::: Dataset entries :::

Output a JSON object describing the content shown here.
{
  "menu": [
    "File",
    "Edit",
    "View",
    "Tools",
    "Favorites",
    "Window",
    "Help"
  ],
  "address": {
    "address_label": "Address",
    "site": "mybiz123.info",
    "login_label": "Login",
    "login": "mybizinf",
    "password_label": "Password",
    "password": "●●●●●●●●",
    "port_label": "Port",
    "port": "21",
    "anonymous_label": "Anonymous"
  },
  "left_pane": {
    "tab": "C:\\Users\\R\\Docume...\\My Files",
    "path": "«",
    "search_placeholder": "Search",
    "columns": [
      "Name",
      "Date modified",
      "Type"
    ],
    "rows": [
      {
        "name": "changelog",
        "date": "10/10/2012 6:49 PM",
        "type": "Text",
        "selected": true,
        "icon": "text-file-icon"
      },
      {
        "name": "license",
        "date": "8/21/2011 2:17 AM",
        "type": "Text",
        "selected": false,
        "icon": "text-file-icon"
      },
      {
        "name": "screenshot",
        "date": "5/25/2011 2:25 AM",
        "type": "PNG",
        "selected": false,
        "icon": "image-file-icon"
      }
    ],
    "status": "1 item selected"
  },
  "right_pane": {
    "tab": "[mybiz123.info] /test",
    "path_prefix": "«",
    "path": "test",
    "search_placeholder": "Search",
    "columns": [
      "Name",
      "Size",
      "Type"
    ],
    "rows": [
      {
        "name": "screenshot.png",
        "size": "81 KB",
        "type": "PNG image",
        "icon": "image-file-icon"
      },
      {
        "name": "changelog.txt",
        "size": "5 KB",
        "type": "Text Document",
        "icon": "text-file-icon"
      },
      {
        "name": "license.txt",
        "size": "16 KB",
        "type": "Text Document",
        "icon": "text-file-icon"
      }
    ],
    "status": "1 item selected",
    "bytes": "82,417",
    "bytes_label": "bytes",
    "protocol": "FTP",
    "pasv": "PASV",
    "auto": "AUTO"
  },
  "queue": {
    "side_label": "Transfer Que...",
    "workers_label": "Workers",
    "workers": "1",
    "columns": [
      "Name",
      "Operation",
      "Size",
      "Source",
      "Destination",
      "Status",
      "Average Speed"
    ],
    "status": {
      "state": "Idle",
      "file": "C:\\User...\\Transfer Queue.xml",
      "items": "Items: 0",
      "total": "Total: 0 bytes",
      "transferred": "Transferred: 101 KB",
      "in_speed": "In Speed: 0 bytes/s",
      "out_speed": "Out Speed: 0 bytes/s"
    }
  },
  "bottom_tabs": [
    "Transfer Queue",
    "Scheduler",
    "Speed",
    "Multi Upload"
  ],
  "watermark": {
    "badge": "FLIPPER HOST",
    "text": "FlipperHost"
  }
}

:::

#### Objective:
Your task is to output all of the data above word for word.

#### Exercise output:
Output a JSON object describing the content shown here.
{
  "menu": [
    "File",
    "Edit",
    "View",
    "Tools",
    "Favorites",
    "Window",
    "Help"
  ],
  "address": {
    "address_label": "Address",
    "site": "mybiz123.info",
    "login_label": "Login",
    "login": "mybizinf",
    "password_label": "Password",
    "password": "●●●●●●●●",
    "port_label": "Port",
    "port": "21",
    "anonymous_label": "Anonymous"
  },
  "left_pane": {
    "tab": "C:\\Users\\R\\Docume...\\My Files",
    "path": "«",
    "search_placeholder": "Search",
    "columns": [
      "Name",
      "Date modified",
      "Type"
    ],
    "rows": [
      {
        "name": "changelog",
        "date": "10/10/2012 6:49 PM",
        "type": "Text",
        "selected": true,
        "icon": "text-file-icon"
      },
      {
        "name": "license",
        "date": "8/21/2011 2:17 AM",
        "type": "Text",
        "selected": false,
        "icon": "text-file-icon"
      },
      {
        "name": "screenshot",
        "date": "5/25/2011 2:25 AM",
        "type": "PNG",
        "selected": false,
        "icon": "image-file-icon"
      }
    ],
    "status": "1 item selected"
  },
  "right_pane": {
    "tab": "[mybiz123.info] /test",
    "path_prefix": "«",
    "path": "test",
    "search_placeholder": "Search",
    "columns": [
      "Name",
      "Size",
      "Type"
    ],
    "rows": [
      {
        "name": "screenshot.png",
        "size": "81 KB",
        "type": "PNG image",
        "icon": "image-file-icon"
      },
      {
        "name": "changelog.txt",
        "size": "5 KB",
        "type": "Text Document",
        "icon": "text-file-icon"
      },
      {
        "name": "license.txt",
        "size": "16 KB",
        "type": "Text Document",
        "icon": "text-file-icon"
      }
    ],
    "status": "1 item selected",
    "bytes": "82,417",
    "bytes_label": "bytes",
    "protocol": "FTP",
    "pasv": "PASV",
    "auto": "AUTO"
  },
  "queue": {
    "side_label": "Transfer Que...",
    "workers_label": "Workers",
    "workers": "1",
    "columns": [
      "Name",
      "Operation",
      "Size",
      "Source",
      "Destination",
      "Status",
      "Average Speed"
    ],
    "status": {
      "state": "Idle",
      "file": "C:\\User...\\Transfer Queue.xml",
      "items": "Items: 0",
      "total": "Total: 0 bytes",
      "transferred": "Transferred: 101 KB",
      "in_speed": "In Speed: 0 bytes/s",
      "out_speed": "Out Speed: 0 bytes/s"
    }
  },
  "bottom_tabs": [
    "Transfer Queue",
    "Scheduler",
    "Speed",
    "Multi Upload"
  ],
  "watermark": {
    "badge": "FLIPPER HOST",
    "text": "FlipperHost"
  }
}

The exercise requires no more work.